# start of Data shown
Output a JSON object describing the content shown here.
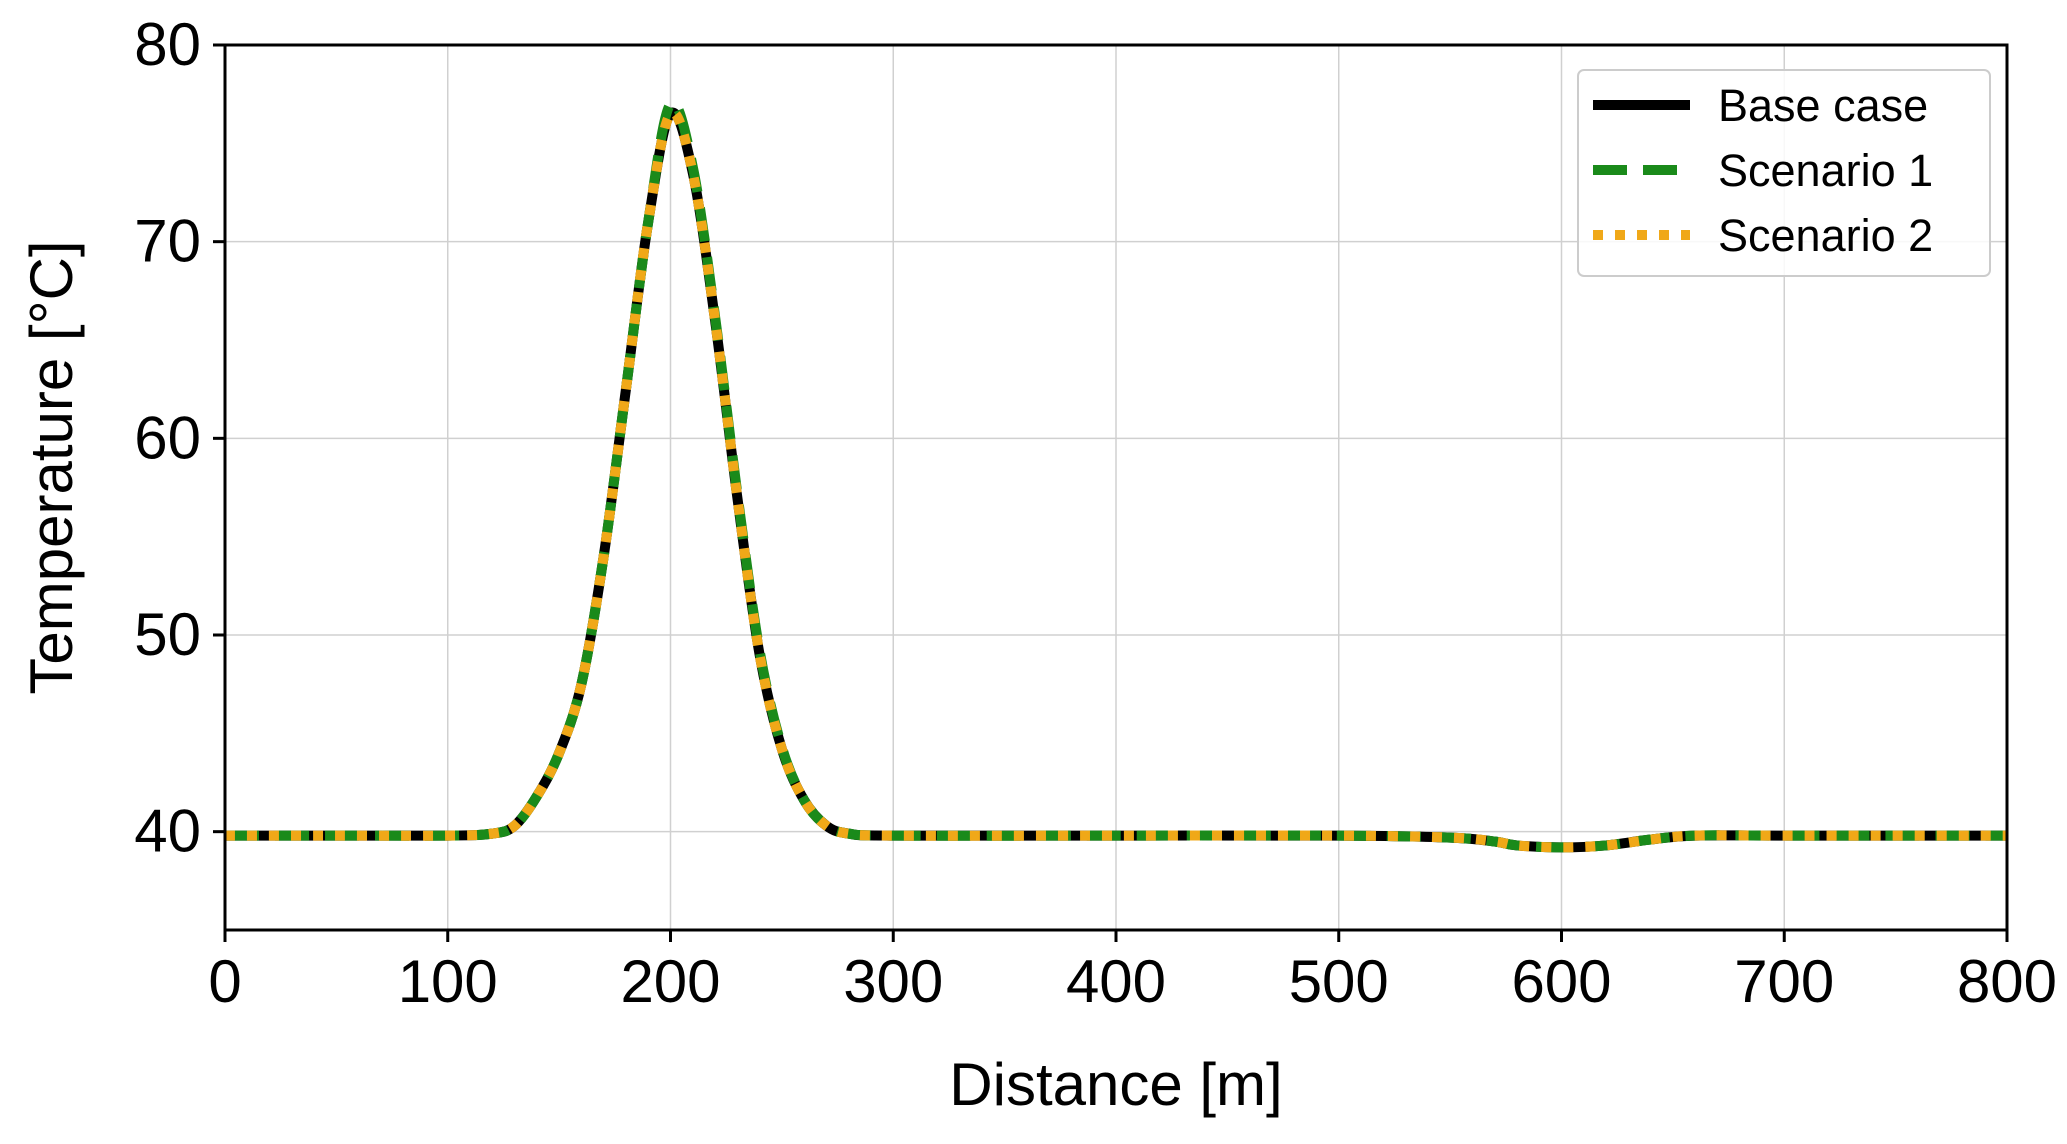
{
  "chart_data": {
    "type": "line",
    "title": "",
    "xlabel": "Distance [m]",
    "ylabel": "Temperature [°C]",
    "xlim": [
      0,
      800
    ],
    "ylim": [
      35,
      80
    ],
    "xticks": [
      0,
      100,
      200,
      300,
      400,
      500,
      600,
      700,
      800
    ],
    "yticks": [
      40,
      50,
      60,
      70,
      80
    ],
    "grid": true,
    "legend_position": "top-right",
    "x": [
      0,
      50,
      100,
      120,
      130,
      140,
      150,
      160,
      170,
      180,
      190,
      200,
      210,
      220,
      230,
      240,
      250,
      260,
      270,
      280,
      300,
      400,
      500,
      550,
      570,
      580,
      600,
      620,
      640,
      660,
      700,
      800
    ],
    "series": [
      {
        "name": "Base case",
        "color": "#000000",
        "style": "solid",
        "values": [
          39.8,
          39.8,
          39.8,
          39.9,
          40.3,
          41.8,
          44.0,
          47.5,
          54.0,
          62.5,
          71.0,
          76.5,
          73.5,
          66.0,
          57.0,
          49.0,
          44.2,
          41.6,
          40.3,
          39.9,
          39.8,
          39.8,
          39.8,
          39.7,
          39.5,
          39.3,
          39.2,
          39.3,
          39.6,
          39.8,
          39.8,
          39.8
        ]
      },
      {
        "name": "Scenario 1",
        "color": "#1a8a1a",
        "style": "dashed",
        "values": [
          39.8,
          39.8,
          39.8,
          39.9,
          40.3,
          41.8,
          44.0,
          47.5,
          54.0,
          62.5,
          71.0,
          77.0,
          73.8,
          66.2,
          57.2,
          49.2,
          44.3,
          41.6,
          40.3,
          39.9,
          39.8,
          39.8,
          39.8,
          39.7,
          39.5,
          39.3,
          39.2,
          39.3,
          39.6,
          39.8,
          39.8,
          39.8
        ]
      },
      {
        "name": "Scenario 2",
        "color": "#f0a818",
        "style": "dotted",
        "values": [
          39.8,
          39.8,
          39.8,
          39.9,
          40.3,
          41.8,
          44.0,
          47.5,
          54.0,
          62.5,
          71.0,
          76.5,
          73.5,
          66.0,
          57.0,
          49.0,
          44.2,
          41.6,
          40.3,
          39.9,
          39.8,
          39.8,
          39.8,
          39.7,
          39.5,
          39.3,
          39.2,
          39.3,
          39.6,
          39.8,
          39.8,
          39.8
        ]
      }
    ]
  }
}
# end of Data shown
# start of Data shown
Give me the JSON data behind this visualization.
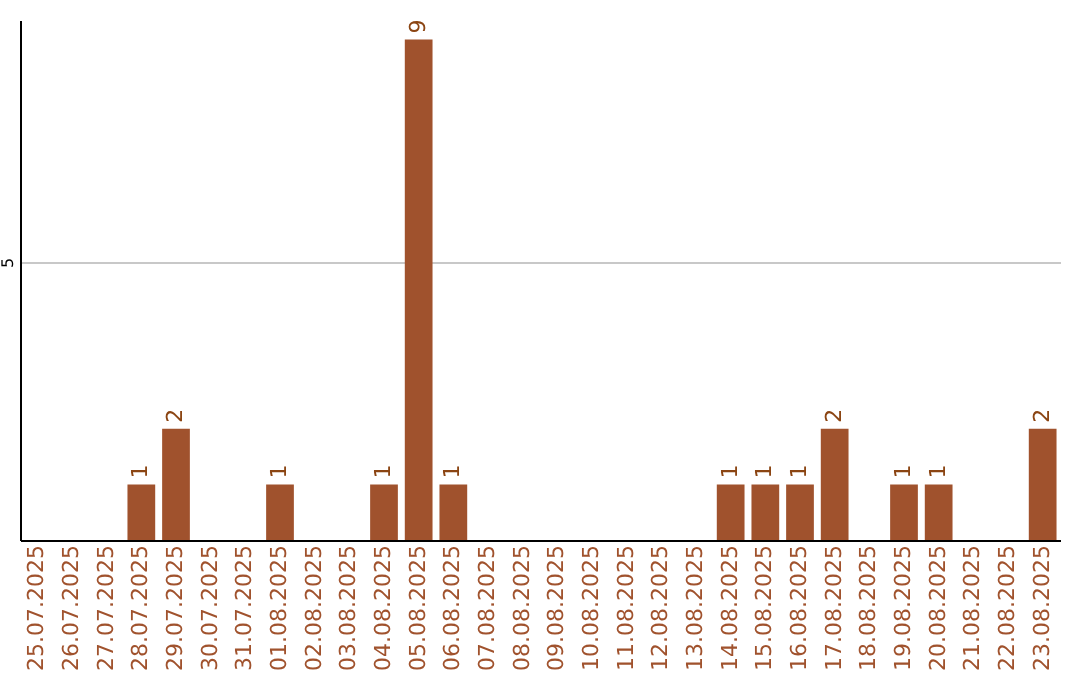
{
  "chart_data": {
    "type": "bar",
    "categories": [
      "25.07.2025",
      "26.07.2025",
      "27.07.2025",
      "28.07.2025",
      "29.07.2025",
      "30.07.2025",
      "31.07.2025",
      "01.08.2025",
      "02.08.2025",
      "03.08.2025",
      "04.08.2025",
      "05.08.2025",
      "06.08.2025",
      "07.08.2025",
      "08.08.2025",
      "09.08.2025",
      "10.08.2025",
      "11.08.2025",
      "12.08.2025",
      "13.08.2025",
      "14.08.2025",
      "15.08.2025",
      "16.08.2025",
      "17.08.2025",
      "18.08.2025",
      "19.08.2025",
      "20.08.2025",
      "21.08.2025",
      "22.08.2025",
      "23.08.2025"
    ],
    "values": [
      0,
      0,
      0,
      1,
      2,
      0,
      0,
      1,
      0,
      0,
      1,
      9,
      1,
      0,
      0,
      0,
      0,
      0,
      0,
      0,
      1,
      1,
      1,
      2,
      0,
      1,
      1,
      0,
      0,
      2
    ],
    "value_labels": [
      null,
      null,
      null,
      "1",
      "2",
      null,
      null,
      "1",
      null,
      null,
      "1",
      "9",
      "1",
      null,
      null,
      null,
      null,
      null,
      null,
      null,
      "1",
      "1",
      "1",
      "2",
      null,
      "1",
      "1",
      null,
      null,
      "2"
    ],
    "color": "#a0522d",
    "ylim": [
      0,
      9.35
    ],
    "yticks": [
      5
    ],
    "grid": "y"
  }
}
# end of Data shown
# start of Data shown
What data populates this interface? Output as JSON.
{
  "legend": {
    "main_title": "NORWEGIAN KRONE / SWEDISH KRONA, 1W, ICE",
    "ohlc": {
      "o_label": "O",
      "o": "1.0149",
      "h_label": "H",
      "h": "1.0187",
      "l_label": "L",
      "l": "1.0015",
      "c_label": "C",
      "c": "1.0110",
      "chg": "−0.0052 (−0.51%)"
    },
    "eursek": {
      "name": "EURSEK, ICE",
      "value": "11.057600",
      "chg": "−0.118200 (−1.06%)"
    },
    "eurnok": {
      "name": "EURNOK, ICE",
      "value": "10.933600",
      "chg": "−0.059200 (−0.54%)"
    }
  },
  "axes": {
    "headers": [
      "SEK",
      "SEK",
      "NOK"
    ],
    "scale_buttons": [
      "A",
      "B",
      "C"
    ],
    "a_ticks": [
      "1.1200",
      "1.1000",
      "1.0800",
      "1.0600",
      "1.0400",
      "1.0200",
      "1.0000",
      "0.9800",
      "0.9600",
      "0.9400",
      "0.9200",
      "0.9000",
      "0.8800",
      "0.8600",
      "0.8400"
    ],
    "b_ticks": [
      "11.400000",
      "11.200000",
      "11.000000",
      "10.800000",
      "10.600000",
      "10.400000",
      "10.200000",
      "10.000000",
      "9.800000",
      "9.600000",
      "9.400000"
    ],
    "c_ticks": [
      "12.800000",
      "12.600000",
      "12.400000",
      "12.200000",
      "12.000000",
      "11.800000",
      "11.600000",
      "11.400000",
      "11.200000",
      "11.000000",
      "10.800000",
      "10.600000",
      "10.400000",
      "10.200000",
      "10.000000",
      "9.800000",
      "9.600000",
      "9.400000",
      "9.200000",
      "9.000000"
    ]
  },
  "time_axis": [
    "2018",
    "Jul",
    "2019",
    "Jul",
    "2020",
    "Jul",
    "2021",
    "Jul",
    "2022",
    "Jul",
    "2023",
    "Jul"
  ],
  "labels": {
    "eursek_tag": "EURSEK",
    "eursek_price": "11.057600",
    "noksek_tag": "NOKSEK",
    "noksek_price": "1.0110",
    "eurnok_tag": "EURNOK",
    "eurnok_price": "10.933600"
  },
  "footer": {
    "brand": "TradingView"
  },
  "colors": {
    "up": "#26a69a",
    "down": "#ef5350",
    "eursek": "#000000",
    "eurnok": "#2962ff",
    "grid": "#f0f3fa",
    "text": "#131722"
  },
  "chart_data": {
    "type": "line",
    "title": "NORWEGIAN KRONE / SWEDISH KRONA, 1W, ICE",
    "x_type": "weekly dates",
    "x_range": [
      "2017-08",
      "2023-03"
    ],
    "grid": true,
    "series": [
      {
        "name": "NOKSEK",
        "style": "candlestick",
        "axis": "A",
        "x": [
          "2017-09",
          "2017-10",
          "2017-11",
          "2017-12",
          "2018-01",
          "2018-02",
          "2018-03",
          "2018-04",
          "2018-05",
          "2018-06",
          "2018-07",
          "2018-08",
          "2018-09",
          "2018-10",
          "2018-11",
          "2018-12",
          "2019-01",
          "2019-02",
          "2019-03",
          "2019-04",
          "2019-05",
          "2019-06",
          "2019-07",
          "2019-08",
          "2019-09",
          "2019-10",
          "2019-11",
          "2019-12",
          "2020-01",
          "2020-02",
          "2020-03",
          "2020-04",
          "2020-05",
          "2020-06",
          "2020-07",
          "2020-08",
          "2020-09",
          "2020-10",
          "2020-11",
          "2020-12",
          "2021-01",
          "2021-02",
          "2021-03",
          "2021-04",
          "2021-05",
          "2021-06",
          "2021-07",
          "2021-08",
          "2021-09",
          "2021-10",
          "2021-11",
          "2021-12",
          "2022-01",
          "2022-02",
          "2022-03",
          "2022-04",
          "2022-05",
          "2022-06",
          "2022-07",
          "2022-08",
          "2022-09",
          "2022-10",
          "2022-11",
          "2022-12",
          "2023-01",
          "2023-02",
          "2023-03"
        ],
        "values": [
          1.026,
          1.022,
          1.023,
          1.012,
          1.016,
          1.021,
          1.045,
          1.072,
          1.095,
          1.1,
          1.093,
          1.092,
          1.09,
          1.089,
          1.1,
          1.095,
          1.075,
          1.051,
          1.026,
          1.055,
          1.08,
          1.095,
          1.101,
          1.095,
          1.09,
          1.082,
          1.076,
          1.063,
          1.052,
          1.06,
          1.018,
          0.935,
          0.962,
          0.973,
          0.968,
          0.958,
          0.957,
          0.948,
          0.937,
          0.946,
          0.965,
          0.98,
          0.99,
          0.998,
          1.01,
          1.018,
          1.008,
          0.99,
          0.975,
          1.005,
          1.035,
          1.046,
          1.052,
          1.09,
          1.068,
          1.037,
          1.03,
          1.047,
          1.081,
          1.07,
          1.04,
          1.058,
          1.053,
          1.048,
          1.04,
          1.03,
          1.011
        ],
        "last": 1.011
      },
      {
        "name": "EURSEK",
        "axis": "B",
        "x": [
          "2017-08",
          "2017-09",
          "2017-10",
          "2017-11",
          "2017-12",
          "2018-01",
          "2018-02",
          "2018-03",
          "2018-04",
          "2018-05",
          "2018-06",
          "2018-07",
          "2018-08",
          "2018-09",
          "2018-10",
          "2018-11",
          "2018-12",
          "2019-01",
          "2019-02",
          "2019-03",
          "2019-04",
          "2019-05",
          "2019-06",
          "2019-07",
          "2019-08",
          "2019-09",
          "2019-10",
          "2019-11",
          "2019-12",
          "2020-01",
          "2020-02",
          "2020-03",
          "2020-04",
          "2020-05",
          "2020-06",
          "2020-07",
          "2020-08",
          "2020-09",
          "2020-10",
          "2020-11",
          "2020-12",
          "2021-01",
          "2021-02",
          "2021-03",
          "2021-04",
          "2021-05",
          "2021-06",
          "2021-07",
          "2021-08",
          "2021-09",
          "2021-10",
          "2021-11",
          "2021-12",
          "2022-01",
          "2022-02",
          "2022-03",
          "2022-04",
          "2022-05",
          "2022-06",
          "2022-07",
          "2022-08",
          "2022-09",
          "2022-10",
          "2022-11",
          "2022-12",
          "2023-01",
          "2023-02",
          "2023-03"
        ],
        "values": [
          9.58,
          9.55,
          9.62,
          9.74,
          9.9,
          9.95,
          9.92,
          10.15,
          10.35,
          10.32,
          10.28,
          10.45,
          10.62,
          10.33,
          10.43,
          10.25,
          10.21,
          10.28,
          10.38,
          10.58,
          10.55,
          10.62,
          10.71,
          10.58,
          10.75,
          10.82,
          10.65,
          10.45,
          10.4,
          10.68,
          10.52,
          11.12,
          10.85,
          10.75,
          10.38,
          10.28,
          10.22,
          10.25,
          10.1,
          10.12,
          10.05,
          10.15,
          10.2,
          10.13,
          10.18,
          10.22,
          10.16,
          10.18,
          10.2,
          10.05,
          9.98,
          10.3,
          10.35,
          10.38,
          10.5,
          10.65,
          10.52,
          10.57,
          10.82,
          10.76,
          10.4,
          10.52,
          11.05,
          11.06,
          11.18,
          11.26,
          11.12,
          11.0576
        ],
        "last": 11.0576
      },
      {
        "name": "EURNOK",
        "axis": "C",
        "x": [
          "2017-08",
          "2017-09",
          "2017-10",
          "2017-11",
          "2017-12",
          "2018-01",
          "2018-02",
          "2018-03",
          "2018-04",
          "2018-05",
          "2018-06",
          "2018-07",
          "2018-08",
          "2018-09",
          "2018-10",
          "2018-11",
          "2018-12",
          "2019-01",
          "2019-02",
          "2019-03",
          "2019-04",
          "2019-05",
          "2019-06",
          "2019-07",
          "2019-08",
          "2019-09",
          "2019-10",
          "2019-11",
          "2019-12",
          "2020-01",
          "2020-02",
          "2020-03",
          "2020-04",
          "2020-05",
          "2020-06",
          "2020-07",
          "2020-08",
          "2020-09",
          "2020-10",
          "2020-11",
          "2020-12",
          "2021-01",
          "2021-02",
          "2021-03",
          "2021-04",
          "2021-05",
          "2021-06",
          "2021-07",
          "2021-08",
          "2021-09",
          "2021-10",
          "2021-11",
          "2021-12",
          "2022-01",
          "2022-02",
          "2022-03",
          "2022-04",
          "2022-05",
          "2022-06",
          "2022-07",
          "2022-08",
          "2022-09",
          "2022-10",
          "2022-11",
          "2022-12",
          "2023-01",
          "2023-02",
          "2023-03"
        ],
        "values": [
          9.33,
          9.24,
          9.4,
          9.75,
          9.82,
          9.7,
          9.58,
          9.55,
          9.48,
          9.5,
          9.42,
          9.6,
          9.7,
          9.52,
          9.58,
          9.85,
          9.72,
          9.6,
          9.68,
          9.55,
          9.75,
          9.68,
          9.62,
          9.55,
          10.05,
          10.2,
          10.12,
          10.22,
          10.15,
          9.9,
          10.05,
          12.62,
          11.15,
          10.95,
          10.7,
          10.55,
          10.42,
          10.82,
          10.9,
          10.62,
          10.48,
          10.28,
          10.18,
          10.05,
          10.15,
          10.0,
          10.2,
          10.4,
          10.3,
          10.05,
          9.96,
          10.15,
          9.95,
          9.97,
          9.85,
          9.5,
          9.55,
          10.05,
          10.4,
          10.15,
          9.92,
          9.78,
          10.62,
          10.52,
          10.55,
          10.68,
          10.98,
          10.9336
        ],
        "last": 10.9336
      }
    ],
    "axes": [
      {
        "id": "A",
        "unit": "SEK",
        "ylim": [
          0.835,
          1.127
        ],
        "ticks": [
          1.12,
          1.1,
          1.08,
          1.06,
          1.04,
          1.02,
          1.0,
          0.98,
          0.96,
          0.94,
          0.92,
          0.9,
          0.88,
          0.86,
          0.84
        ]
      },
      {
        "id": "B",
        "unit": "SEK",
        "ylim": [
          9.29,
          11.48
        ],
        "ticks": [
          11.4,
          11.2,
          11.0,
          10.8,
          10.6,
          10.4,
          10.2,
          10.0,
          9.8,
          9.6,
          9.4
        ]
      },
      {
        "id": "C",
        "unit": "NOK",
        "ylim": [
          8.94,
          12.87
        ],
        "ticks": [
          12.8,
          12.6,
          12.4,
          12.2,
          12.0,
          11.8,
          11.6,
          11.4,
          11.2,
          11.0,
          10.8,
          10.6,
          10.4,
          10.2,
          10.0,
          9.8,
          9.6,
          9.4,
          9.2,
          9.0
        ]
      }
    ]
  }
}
# end of Data shown
Job:
Find the lines above holding the word "KRONA" and show them.

The reply:
    "main_title": "NORWEGIAN KRONE / SWEDISH KRONA, 1W, ICE",
    "title": "NORWEGIAN KRONE / SWEDISH KRONA, 1W, ICE",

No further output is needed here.